■ **Goal**: What follows is a block of records; restate each one word for word.

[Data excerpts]

┌────────

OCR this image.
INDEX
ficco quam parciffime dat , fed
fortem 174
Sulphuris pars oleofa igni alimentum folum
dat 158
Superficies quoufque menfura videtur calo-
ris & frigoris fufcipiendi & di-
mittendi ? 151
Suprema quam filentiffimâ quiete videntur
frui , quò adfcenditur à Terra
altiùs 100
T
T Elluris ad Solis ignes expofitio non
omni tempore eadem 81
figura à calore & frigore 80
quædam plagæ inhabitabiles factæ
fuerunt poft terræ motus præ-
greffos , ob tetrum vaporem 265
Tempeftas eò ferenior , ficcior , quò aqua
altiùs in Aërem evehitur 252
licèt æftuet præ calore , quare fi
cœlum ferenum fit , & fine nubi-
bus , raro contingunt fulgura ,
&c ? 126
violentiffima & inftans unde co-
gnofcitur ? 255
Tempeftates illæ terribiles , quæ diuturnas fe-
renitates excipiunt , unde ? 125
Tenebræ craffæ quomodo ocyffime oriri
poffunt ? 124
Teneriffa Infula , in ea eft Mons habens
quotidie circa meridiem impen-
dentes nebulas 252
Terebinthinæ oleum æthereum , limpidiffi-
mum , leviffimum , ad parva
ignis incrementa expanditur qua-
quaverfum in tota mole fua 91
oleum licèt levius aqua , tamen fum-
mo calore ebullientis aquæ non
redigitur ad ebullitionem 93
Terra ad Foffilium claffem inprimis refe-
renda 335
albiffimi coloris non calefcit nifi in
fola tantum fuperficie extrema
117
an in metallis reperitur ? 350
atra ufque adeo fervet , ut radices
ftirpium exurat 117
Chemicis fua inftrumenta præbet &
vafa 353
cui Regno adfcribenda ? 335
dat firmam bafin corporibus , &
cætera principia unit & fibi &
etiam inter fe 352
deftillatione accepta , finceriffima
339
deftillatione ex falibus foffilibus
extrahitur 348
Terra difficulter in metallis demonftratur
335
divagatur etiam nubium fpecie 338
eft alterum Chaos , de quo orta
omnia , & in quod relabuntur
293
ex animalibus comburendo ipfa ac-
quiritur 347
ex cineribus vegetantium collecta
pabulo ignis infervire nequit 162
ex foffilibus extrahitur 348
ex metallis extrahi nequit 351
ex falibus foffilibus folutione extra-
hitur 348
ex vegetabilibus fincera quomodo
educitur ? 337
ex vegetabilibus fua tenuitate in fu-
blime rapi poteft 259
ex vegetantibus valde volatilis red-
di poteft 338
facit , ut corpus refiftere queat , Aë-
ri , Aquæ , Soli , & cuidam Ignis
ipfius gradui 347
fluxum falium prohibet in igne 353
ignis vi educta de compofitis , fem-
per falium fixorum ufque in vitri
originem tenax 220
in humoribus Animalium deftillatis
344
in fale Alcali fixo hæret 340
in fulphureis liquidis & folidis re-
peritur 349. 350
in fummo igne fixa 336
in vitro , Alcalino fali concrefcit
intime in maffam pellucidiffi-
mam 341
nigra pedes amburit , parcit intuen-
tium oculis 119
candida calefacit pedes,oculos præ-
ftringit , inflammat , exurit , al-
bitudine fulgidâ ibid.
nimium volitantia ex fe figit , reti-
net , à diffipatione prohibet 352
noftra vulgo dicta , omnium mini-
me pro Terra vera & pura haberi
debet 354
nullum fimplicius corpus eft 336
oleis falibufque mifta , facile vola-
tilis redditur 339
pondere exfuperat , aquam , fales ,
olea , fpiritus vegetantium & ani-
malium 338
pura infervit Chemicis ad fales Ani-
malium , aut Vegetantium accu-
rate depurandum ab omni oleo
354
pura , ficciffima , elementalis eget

└────────

■ **Solution**:
OCR this image.
INDEX
ficco quam parciffime dat , fed
fortem 174
Sulphuris pars oleofa igni alimentum folum
dat 158
Superficies quoufque menfura videtur calo-
ris & frigoris fufcipiendi & di-
mittendi ? 151
Suprema quam filentiffimâ quiete videntur
frui , quò adfcenditur à Terra
altiùs 100
T
T Elluris ad Solis ignes expofitio non
omni tempore eadem 81
figura à calore & frigore 80
quædam plagæ inhabitabiles factæ
fuerunt poft terræ motus præ-
greffos , ob tetrum vaporem 265
Tempeftas eò ferenior , ficcior , quò aqua
altiùs in Aërem evehitur 252
licèt æftuet præ calore , quare fi
cœlum ferenum fit , & fine nubi-
bus , raro contingunt fulgura ,
&c ? 126
violentiffima & inftans unde co-
gnofcitur ? 255
Tempeftates illæ terribiles , quæ diuturnas fe-
renitates excipiunt , unde ? 125
Tenebræ craffæ quomodo ocyffime oriri
poffunt ? 124
Teneriffa Infula , in ea eft Mons habens
quotidie circa meridiem impen-
dentes nebulas 252
Terebinthinæ oleum æthereum , limpidiffi-
mum , leviffimum , ad parva
ignis incrementa expanditur qua-
quaverfum in tota mole fua 91
oleum licèt levius aqua , tamen fum-
mo calore ebullientis aquæ non
redigitur ad ebullitionem 93
Terra ad Foffilium claffem inprimis refe-
renda 335
albiffimi coloris non calefcit nifi in
fola tantum fuperficie extrema
117
an in metallis reperitur ? 350
atra ufque adeo fervet , ut radices
ftirpium exurat 117
Chemicis fua inftrumenta præbet &
vafa 353
cui Regno adfcribenda ? 335
dat firmam bafin corporibus , &
cætera principia unit & fibi &
etiam inter fe 352
deftillatione accepta , finceriffima
339
deftillatione ex falibus foffilibus
extrahitur 348
Terra difficulter in metallis demonftratur
335
divagatur etiam nubium fpecie 338
eft alterum Chaos , de quo orta
omnia , & in quod relabuntur
293
ex animalibus comburendo ipfa ac-
quiritur 347
ex cineribus vegetantium collecta
pabulo ignis infervire nequit 162
ex foffilibus extrahitur 348
ex metallis extrahi nequit 351
ex falibus foffilibus folutione extra-
hitur 348
ex vegetabilibus fincera quomodo
educitur ? 337
ex vegetabilibus fua tenuitate in fu-
blime rapi poteft 259
ex vegetantibus valde volatilis red-
di poteft 338
facit , ut corpus refiftere queat , Aë-
ri , Aquæ , Soli , & cuidam Ignis
ipfius gradui 347
fluxum falium prohibet in igne 353
ignis vi educta de compofitis , fem-
per falium fixorum ufque in vitri
originem tenax 220
in humoribus Animalium deftillatis
344
in fale Alcali fixo hæret 340
in fulphureis liquidis & folidis re-
peritur 349. 350
in fummo igne fixa 336
in vitro , Alcalino fali concrefcit
intime in maffam pellucidiffi-
mam 341
nigra pedes amburit , parcit intuen-
tium oculis 119
candida calefacit pedes,oculos præ-
ftringit , inflammat , exurit , al-
bitudine fulgidâ ibid.
nimium volitantia ex fe figit , reti-
net , à diffipatione prohibet 352
noftra vulgo dicta , omnium mini-
me pro Terra vera & pura haberi
debet 354
nullum fimplicius corpus eft 336
oleis falibufque mifta , facile vola-
tilis redditur 339
pondere exfuperat , aquam , fales ,
olea , fpiritus vegetantium & ani-
malium 338
pura infervit Chemicis ad fales Ani-
malium , aut Vegetantium accu-
rate depurandum ab omni oleo
354
pura , ficciffima , elementalis eget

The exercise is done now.